[Start GIVEN DATA]

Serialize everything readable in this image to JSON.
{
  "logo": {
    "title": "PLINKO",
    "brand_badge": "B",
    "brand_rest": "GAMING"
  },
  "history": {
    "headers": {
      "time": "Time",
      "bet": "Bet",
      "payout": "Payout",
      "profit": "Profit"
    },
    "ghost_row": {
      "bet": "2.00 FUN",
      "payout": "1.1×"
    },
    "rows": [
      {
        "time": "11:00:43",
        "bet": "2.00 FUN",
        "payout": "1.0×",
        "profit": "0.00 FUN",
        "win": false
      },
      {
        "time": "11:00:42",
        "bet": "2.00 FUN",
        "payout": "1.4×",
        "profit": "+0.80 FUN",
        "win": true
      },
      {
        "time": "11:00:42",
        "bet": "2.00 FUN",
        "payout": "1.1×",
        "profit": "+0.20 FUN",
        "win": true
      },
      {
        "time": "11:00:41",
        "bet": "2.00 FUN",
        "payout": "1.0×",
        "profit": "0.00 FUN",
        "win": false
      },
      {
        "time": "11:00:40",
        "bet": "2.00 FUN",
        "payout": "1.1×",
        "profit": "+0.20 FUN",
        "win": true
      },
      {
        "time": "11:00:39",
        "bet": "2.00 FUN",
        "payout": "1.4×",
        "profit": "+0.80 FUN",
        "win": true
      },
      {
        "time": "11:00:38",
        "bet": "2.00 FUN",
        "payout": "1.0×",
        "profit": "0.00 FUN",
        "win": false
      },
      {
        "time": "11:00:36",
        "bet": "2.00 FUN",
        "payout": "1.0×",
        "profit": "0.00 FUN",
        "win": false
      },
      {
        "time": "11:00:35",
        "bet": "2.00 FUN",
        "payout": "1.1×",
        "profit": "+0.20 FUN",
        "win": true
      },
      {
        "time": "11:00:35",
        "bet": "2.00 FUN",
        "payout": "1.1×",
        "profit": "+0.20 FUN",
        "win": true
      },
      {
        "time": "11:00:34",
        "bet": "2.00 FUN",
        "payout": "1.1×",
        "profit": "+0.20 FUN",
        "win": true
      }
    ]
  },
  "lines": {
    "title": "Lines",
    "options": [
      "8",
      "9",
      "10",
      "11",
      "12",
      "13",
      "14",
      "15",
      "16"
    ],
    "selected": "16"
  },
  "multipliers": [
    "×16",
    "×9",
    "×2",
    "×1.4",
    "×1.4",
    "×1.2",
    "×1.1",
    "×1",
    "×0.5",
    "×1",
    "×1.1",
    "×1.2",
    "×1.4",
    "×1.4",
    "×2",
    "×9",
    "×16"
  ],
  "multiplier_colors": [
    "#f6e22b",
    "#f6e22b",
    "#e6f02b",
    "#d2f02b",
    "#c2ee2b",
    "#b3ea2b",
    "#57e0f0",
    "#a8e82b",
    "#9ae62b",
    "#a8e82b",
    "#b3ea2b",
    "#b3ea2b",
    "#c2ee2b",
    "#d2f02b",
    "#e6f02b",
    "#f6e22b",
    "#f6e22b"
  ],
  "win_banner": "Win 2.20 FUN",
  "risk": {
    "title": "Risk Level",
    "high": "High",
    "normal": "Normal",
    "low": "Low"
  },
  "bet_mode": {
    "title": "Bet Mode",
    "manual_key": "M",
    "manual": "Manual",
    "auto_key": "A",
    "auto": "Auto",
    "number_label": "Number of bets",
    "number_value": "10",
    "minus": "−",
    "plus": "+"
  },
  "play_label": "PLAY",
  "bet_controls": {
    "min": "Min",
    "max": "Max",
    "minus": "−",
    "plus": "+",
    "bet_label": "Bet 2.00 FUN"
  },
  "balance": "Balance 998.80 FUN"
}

[End GIVEN DATA]

§ **AIM**:
Each entry above is to be printed again exactly.

§ **RESULT FOR THIS TASK**:
Serialize everything readable in this image to JSON.
{
  "logo": {
    "title": "PLINKO",
    "brand_badge": "B",
    "brand_rest": "GAMING"
  },
  "history": {
    "headers": {
      "time": "Time",
      "bet": "Bet",
      "payout": "Payout",
      "profit": "Profit"
    },
    "ghost_row": {
      "bet": "2.00 FUN",
      "payout": "1.1×"
    },
    "rows": [
      {
        "time": "11:00:43",
        "bet": "2.00 FUN",
        "payout": "1.0×",
        "profit": "0.00 FUN",
        "win": false
      },
      {
        "time": "11:00:42",
        "bet": "2.00 FUN",
        "payout": "1.4×",
        "profit": "+0.80 FUN",
        "win": true
      },
      {
        "time": "11:00:42",
        "bet": "2.00 FUN",
        "payout": "1.1×",
        "profit": "+0.20 FUN",
        "win": true
      },
      {
        "time": "11:00:41",
        "bet": "2.00 FUN",
        "payout": "1.0×",
        "profit": "0.00 FUN",
        "win": false
      },
      {
        "time": "11:00:40",
        "bet": "2.00 FUN",
        "payout": "1.1×",
        "profit": "+0.20 FUN",
        "win": true
      },
      {
        "time": "11:00:39",
        "bet": "2.00 FUN",
        "payout": "1.4×",
        "profit": "+0.80 FUN",
        "win": true
      },
      {
        "time": "11:00:38",
        "bet": "2.00 FUN",
        "payout": "1.0×",
        "profit": "0.00 FUN",
        "win": false
      },
      {
        "time": "11:00:36",
        "bet": "2.00 FUN",
        "payout": "1.0×",
        "profit": "0.00 FUN",
        "win": false
      },
      {
        "time": "11:00:35",
        "bet": "2.00 FUN",
        "payout": "1.1×",
        "profit": "+0.20 FUN",
        "win": true
      },
      {
        "time": "11:00:35",
        "bet": "2.00 FUN",
        "payout": "1.1×",
        "profit": "+0.20 FUN",
        "win": true
      },
      {
        "time": "11:00:34",
        "bet": "2.00 FUN",
        "payout": "1.1×",
        "profit": "+0.20 FUN",
        "win": true
      }
    ]
  },
  "lines": {
    "title": "Lines",
    "options": [
      "8",
      "9",
      "10",
      "11",
      "12",
      "13",
      "14",
      "15",
      "16"
    ],
    "selected": "16"
  },
  "multipliers": [
    "×16",
    "×9",
    "×2",
    "×1.4",
    "×1.4",
    "×1.2",
    "×1.1",
    "×1",
    "×0.5",
    "×1",
    "×1.1",
    "×1.2",
    "×1.4",
    "×1.4",
    "×2",
    "×9",
    "×16"
  ],
  "multiplier_colors": [
    "#f6e22b",
    "#f6e22b",
    "#e6f02b",
    "#d2f02b",
    "#c2ee2b",
    "#b3ea2b",
    "#57e0f0",
    "#a8e82b",
    "#9ae62b",
    "#a8e82b",
    "#b3ea2b",
    "#b3ea2b",
    "#c2ee2b",
    "#d2f02b",
    "#e6f02b",
    "#f6e22b",
    "#f6e22b"
  ],
  "win_banner": "Win 2.20 FUN",
  "risk": {
    "title": "Risk Level",
    "high": "High",
    "normal": "Normal",
    "low": "Low"
  },
  "bet_mode": {
    "title": "Bet Mode",
    "manual_key": "M",
    "manual": "Manual",
    "auto_key": "A",
    "auto": "Auto",
    "number_label": "Number of bets",
    "number_value": "10",
    "minus": "−",
    "plus": "+"
  },
  "play_label": "PLAY",
  "bet_controls": {
    "min": "Min",
    "max": "Max",
    "minus": "−",
    "plus": "+",
    "bet_label": "Bet 2.00 FUN"
  },
  "balance": "Balance 998.80 FUN"
}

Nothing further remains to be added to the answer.